Do this: Lay out each line of the material below as a Markdown table with two columns, Row and Line. Number the rows in order and skip any blank lines.

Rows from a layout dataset
═══

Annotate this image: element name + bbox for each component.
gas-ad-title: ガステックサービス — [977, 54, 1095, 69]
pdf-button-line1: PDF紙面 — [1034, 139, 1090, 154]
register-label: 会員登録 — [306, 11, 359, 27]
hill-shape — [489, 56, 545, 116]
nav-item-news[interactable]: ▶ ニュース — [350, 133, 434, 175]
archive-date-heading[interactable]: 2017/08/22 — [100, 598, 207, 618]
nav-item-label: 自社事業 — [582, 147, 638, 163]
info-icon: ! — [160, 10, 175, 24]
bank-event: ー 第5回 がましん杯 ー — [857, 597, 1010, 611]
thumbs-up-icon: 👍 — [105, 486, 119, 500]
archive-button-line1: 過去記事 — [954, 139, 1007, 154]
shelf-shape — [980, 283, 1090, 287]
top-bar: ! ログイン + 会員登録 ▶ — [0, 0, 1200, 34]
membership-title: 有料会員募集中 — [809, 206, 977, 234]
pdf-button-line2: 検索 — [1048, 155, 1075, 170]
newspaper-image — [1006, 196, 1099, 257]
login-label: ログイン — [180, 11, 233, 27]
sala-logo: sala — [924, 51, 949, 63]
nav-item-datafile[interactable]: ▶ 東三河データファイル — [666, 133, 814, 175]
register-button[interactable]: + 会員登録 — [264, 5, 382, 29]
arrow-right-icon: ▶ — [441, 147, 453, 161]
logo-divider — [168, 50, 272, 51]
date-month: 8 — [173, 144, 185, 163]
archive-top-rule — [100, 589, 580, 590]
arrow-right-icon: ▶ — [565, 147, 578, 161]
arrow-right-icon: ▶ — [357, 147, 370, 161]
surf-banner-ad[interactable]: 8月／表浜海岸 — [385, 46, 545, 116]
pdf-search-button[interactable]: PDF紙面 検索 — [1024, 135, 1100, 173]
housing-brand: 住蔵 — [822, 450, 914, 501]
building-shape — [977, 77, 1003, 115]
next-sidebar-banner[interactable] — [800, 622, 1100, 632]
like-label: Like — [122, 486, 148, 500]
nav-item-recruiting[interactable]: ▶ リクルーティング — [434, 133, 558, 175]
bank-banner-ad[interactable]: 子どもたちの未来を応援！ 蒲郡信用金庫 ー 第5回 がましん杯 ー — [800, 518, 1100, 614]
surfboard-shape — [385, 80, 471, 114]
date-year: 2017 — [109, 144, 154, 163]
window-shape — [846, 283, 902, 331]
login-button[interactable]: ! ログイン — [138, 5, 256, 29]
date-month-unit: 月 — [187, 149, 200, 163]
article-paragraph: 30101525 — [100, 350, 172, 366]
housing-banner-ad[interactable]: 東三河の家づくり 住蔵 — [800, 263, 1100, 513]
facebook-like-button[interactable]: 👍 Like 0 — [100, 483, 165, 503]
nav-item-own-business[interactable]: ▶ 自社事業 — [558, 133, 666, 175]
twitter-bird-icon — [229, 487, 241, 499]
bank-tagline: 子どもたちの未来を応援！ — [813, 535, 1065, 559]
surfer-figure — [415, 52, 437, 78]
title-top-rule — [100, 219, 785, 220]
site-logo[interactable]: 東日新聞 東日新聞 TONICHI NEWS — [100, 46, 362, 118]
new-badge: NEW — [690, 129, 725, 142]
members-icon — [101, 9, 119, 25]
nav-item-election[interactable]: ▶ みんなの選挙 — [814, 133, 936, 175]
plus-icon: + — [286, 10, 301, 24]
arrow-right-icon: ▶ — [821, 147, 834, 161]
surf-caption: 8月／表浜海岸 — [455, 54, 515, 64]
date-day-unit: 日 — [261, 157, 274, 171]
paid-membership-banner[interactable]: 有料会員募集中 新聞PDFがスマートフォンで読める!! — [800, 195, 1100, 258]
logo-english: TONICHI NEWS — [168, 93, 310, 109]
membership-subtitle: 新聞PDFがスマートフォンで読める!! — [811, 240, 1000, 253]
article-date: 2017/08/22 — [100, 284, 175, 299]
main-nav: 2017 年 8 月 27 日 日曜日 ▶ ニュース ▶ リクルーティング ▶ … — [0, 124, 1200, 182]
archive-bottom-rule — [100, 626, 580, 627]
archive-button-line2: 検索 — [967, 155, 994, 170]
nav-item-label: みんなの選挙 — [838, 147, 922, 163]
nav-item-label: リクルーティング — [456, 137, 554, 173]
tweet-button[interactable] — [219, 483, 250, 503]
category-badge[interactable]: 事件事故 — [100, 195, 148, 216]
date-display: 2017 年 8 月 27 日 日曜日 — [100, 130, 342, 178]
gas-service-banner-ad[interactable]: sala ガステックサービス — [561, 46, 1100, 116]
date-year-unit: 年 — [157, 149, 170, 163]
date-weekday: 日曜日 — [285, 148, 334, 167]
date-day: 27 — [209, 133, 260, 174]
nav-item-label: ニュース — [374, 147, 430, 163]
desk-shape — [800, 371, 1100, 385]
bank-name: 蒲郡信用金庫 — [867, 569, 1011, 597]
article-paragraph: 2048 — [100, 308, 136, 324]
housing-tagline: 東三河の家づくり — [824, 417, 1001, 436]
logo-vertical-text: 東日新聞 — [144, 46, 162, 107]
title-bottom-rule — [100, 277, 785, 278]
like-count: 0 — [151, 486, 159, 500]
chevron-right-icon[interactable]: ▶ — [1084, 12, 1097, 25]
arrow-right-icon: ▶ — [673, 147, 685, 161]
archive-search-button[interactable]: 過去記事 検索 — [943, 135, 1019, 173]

═══

Task result:
| Row | Line |
|---|---|
| 1 | Annotate this image: element name + bbox for each component. |
| 2 | gas-ad-title: ガステックサービス — [977, 54, 1095, 69] |
| 3 | pdf-button-line1: PDF紙面 — [1034, 139, 1090, 154] |
| 4 | register-label: 会員登録 — [306, 11, 359, 27] |
| 5 | hill-shape — [489, 56, 545, 116] |
| 6 | nav-item-news[interactable]: ▶ ニュース — [350, 133, 434, 175] |
| 7 | archive-date-heading[interactable]: 2017/08/22 — [100, 598, 207, 618] |
| 8 | nav-item-label: 自社事業 — [582, 147, 638, 163] |
| 9 | info-icon: ! — [160, 10, 175, 24] |
| 10 | bank-event: ー 第5回 がましん杯 ー — [857, 597, 1010, 611] |
| 11 | thumbs-up-icon: 👍 — [105, 486, 119, 500] |
| 12 | archive-button-line1: 過去記事 — [954, 139, 1007, 154] |
| 13 | shelf-shape — [980, 283, 1090, 287] |
| 14 | top-bar: ! ログイン + 会員登録 ▶ — [0, 0, 1200, 34] |
| 15 | membership-title: 有料会員募集中 — [809, 206, 977, 234] |
| 16 | pdf-button-line2: 検索 — [1048, 155, 1075, 170] |
| 17 | newspaper-image — [1006, 196, 1099, 257] |
| 18 | login-label: ログイン — [180, 11, 233, 27] |
| 19 | sala-logo: sala — [924, 51, 949, 63] |
| 20 | nav-item-datafile[interactable]: ▶ 東三河データファイル — [666, 133, 814, 175] |
| 21 | register-button[interactable]: + 会員登録 — [264, 5, 382, 29] |
| 22 | arrow-right-icon: ▶ — [441, 147, 453, 161] |
| 23 | logo-divider — [168, 50, 272, 51] |
| 24 | date-month: 8 — [173, 144, 185, 163] |
| 25 | archive-top-rule — [100, 589, 580, 590] |
| 26 | arrow-right-icon: ▶ — [565, 147, 578, 161] |
| 27 | arrow-right-icon: ▶ — [357, 147, 370, 161] |
| 28 | surf-banner-ad[interactable]: 8月／表浜海岸 — [385, 46, 545, 116] |
| 29 | pdf-search-button[interactable]: PDF紙面 検索 — [1024, 135, 1100, 173] |
| 30 | housing-brand: 住蔵 — [822, 450, 914, 501] |
| 31 | building-shape — [977, 77, 1003, 115] |
| 32 | next-sidebar-banner[interactable] — [800, 622, 1100, 632] |
| 33 | like-label: Like — [122, 486, 148, 500] |
| 34 | nav-item-recruiting[interactable]: ▶ リクルーティング — [434, 133, 558, 175] |
| 35 | bank-banner-ad[interactable]: 子どもたちの未来を応援！ 蒲郡信用金庫 ー 第5回 がましん杯 ー — [800, 518, 1100, 614] |
| 36 | surfboard-shape — [385, 80, 471, 114] |
| 37 | date-year: 2017 — [109, 144, 154, 163] |
| 38 | window-shape — [846, 283, 902, 331] |
| 39 | login-button[interactable]: ! ログイン — [138, 5, 256, 29] |
| 40 | date-month-unit: 月 — [187, 149, 200, 163] |
| 41 | article-paragraph: 30101525 — [100, 350, 172, 366] |
| 42 | housing-banner-ad[interactable]: 東三河の家づくり 住蔵 — [800, 263, 1100, 513] |
| 43 | facebook-like-button[interactable]: 👍 Like 0 — [100, 483, 165, 503] |
| 44 | nav-item-own-business[interactable]: ▶ 自社事業 — [558, 133, 666, 175] |
| 45 | twitter-bird-icon — [229, 487, 241, 499] |
| 46 | bank-tagline: 子どもたちの未来を応援！ — [813, 535, 1065, 559] |
| 47 | surfer-figure — [415, 52, 437, 78] |
| 48 | title-top-rule — [100, 219, 785, 220] |
| 49 | site-logo[interactable]: 東日新聞 東日新聞 TONICHI NEWS — [100, 46, 362, 118] |
| 50 | new-badge: NEW — [690, 129, 725, 142] |
| 51 | members-icon — [101, 9, 119, 25] |
| 52 | nav-item-election[interactable]: ▶ みんなの選挙 — [814, 133, 936, 175] |
| 53 | plus-icon: + — [286, 10, 301, 24] |
| 54 | arrow-right-icon: ▶ — [821, 147, 834, 161] |
| 55 | surf-caption: 8月／表浜海岸 — [455, 54, 515, 64] |
| 56 | date-day-unit: 日 — [261, 157, 274, 171] |
| 57 | paid-membership-banner[interactable]: 有料会員募集中 新聞PDFがスマートフォンで読める!! — [800, 195, 1100, 258] |
| 58 | logo-english: TONICHI NEWS — [168, 93, 310, 109] |
| 59 | membership-subtitle: 新聞PDFがスマートフォンで読める!! — [811, 240, 1000, 253] |
| 60 | article-date: 2017/08/22 — [100, 284, 175, 299] |
| 61 | main-nav: 2017 年 8 月 27 日 日曜日 ▶ ニュース ▶ リクルーティング ▶ … — [0, 124, 1200, 182] |
| 62 | archive-bottom-rule — [100, 626, 580, 627] |
| 63 | archive-button-line2: 検索 — [967, 155, 994, 170] |
| 64 | nav-item-label: みんなの選挙 — [838, 147, 922, 163] |
| 65 | nav-item-label: リクルーティング — [456, 137, 554, 173] |
| 66 | tweet-button[interactable] — [219, 483, 250, 503] |
| 67 | category-badge[interactable]: 事件事故 — [100, 195, 148, 216] |
| 68 | date-display: 2017 年 8 月 27 日 日曜日 — [100, 130, 342, 178] |
| 69 | gas-service-banner-ad[interactable]: sala ガステックサービス — [561, 46, 1100, 116] |
| 70 | date-year-unit: 年 — [157, 149, 170, 163] |
| 71 | date-weekday: 日曜日 — [285, 148, 334, 167] |
| 72 | date-day: 27 — [209, 133, 260, 174] |
| 73 | nav-item-label: ニュース — [374, 147, 430, 163] |
| 74 | desk-shape — [800, 371, 1100, 385] |
| 75 | bank-name: 蒲郡信用金庫 — [867, 569, 1011, 597] |
| 76 | article-paragraph: 2048 — [100, 308, 136, 324] |
| 77 | housing-tagline: 東三河の家づくり — [824, 417, 1001, 436] |
| 78 | logo-vertical-text: 東日新聞 — [144, 46, 162, 107] |
| 79 | title-bottom-rule — [100, 277, 785, 278] |
| 80 | like-count: 0 — [151, 486, 159, 500] |
| 81 | chevron-right-icon[interactable]: ▶ — [1084, 12, 1097, 25] |
| 82 | arrow-right-icon: ▶ — [673, 147, 685, 161] |
| 83 | archive-search-button[interactable]: 過去記事 検索 — [943, 135, 1019, 173] |